Rewrite the entries from the very first one through the line containing "dialog-overlay: 编辑 DWORD", both ends included, changing "interactable" to "clickable" and leaving everything else untouched.

>> Begin

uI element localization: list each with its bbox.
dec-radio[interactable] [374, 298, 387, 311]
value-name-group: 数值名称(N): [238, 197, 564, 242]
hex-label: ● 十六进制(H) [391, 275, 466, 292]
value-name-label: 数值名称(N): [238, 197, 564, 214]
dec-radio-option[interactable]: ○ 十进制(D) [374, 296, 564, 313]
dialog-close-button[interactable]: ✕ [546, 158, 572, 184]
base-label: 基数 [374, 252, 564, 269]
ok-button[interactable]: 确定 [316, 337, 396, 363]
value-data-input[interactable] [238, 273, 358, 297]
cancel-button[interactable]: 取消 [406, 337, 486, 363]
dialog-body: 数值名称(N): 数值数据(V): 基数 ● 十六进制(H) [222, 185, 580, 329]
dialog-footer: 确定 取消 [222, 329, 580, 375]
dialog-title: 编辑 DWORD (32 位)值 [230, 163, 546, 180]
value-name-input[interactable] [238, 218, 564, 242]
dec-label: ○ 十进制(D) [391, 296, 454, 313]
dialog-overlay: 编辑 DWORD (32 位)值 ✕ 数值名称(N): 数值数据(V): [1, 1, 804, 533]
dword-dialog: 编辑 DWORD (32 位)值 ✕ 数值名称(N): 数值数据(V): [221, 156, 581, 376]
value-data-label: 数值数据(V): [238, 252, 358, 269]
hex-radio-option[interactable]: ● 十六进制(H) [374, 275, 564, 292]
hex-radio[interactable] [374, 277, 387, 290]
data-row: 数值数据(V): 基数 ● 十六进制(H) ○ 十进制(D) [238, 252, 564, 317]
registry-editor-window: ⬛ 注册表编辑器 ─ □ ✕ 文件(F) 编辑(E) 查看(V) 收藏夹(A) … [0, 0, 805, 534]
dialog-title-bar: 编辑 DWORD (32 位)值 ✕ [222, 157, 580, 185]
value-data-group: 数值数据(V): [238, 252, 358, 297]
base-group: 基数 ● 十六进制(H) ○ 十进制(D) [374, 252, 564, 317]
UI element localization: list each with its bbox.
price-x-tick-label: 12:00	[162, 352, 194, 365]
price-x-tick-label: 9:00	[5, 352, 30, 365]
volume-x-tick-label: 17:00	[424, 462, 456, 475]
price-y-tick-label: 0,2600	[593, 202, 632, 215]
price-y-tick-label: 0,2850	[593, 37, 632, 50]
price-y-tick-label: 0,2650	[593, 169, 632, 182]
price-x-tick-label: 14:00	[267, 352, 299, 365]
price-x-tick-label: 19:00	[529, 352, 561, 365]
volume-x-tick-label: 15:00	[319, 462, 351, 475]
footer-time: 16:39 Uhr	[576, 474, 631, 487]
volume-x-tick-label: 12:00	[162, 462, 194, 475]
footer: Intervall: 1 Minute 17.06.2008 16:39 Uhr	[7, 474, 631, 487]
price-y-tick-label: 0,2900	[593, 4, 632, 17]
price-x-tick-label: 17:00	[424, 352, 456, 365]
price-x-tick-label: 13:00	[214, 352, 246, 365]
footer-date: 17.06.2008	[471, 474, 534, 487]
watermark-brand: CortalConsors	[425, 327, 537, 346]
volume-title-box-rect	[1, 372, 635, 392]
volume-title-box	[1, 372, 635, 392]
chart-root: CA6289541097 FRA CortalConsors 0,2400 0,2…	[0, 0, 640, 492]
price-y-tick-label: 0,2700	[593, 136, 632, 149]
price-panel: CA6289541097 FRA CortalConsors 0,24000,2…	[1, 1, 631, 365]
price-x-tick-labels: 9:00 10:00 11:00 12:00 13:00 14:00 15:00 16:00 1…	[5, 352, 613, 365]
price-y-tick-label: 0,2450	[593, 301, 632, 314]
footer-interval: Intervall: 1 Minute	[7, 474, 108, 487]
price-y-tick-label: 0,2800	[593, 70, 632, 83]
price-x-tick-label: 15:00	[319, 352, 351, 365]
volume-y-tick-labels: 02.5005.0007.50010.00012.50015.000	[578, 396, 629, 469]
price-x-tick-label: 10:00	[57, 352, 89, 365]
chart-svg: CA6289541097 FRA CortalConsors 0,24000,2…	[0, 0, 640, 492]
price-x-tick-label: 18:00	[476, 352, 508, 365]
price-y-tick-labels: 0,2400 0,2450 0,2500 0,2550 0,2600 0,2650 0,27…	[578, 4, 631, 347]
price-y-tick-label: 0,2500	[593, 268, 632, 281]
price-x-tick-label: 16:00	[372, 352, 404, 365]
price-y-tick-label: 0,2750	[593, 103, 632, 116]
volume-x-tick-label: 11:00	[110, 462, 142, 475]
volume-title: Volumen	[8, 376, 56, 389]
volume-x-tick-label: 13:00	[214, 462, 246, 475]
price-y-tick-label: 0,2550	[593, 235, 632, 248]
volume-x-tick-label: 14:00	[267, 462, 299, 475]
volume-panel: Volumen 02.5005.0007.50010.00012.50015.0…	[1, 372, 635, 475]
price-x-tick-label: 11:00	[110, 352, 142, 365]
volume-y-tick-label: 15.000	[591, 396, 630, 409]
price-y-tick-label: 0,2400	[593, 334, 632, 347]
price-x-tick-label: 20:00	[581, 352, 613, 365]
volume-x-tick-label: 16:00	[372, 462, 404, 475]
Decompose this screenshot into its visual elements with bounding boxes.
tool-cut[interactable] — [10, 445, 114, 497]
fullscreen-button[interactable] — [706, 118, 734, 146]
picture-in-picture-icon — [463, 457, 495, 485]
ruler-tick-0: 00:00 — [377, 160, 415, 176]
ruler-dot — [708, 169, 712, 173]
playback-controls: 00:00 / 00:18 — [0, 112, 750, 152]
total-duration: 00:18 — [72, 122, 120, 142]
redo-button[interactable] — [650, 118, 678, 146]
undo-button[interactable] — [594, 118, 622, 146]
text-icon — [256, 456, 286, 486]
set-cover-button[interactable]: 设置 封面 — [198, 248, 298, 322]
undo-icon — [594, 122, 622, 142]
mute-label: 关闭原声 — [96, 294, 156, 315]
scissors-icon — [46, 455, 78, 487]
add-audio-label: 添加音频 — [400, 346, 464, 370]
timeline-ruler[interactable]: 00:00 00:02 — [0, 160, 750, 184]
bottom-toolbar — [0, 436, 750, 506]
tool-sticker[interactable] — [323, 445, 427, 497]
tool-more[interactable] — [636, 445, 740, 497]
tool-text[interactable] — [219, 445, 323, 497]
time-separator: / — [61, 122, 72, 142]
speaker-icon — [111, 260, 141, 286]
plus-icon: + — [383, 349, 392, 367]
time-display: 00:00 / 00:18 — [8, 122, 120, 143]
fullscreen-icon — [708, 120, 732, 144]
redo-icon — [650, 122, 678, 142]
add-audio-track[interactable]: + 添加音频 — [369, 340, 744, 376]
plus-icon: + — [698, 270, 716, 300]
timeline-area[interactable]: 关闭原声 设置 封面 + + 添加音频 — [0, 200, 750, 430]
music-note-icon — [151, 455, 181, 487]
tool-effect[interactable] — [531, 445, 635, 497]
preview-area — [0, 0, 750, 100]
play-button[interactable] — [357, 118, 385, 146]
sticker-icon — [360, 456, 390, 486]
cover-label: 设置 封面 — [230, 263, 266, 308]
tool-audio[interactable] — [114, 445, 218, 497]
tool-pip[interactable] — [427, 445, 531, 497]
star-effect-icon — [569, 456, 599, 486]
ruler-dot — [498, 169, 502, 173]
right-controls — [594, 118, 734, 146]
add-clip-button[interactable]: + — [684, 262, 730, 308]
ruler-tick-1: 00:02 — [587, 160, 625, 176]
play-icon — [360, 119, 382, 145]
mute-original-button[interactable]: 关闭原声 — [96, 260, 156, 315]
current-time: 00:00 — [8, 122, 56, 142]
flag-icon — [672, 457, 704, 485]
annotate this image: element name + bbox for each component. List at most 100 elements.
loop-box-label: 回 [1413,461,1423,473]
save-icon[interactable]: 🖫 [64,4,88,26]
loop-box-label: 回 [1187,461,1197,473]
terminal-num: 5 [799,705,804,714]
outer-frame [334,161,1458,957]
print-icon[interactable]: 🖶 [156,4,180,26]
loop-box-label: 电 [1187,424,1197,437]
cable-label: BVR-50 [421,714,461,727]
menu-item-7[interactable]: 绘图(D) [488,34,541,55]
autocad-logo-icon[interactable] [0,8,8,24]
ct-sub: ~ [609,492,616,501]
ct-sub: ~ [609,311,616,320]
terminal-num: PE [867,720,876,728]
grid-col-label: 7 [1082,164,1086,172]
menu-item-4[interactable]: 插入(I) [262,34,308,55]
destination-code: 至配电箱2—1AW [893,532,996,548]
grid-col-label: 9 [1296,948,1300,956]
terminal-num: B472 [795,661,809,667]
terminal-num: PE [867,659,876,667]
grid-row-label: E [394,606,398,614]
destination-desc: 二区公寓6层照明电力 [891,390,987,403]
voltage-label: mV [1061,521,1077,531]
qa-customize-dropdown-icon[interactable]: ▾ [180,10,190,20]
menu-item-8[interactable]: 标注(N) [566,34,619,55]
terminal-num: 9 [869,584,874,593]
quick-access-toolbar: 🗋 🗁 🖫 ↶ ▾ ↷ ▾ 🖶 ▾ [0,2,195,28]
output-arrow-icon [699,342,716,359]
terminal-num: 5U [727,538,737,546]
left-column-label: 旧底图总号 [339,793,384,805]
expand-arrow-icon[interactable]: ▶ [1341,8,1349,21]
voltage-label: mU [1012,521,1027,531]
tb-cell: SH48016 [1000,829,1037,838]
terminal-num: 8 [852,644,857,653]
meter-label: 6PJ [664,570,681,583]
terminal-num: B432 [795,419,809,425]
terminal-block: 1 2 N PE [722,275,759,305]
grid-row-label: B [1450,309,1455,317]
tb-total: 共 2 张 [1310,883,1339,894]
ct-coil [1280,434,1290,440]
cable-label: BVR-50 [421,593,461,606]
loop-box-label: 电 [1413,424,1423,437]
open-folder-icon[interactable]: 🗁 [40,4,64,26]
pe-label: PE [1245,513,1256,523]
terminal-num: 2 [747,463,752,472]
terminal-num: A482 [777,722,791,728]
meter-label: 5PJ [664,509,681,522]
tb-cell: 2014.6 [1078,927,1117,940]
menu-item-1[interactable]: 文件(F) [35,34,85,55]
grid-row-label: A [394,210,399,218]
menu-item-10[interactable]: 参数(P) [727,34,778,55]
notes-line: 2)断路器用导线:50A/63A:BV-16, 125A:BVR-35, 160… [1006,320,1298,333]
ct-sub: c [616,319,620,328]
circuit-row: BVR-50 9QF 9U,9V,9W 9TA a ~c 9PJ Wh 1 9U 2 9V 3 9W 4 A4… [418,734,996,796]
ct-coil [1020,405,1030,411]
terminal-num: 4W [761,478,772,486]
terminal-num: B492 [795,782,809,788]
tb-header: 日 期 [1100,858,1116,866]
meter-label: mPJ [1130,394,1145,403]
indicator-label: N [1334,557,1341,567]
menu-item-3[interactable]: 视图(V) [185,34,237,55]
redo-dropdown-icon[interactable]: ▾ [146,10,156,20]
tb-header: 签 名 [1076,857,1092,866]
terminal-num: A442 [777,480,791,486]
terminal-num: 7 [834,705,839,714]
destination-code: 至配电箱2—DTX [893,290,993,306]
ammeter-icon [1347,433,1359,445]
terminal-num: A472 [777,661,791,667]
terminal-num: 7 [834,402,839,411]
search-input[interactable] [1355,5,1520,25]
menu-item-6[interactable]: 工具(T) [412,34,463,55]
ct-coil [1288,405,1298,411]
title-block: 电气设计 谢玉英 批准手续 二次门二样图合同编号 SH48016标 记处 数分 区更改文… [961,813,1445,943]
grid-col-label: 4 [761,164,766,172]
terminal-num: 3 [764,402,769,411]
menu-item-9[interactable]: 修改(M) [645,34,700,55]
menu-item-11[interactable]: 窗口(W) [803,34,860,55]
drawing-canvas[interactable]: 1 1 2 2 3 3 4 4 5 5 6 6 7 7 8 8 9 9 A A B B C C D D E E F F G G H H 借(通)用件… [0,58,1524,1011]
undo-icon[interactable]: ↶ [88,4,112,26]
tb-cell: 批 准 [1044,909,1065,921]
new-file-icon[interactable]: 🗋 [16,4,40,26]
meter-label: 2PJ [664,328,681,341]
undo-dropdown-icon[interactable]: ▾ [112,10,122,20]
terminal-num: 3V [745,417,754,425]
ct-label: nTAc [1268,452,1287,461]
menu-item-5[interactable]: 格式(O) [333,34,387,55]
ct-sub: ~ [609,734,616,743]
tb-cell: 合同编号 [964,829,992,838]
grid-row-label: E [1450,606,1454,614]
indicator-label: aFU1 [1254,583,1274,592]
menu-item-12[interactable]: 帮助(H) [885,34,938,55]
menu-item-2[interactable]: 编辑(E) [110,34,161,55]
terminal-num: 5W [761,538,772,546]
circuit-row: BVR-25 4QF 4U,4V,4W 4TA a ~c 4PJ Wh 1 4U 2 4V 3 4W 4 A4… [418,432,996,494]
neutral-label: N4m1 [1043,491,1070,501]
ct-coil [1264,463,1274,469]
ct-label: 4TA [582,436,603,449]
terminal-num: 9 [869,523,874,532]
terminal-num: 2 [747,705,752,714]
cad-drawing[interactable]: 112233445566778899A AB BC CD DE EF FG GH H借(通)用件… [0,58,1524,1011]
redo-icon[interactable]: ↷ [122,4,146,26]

>> End

- Reply:
uI element localization: list each with its bbox.
dec-radio[clickable] [374, 298, 387, 311]
value-name-group: 数值名称(N): [238, 197, 564, 242]
hex-label: ● 十六进制(H) [391, 275, 466, 292]
value-name-label: 数值名称(N): [238, 197, 564, 214]
dec-radio-option[clickable]: ○ 十进制(D) [374, 296, 564, 313]
dialog-close-button[clickable]: ✕ [546, 158, 572, 184]
base-label: 基数 [374, 252, 564, 269]
ok-button[clickable]: 确定 [316, 337, 396, 363]
value-data-input[clickable] [238, 273, 358, 297]
cancel-button[clickable]: 取消 [406, 337, 486, 363]
dialog-body: 数值名称(N): 数值数据(V): 基数 ● 十六进制(H) [222, 185, 580, 329]
dialog-footer: 确定 取消 [222, 329, 580, 375]
dialog-title: 编辑 DWORD (32 位)值 [230, 163, 546, 180]
value-name-input[clickable] [238, 218, 564, 242]
dec-label: ○ 十进制(D) [391, 296, 454, 313]
dialog-overlay: 编辑 DWORD (32 位)值 ✕ 数值名称(N): 数值数据(V): [1, 1, 804, 533]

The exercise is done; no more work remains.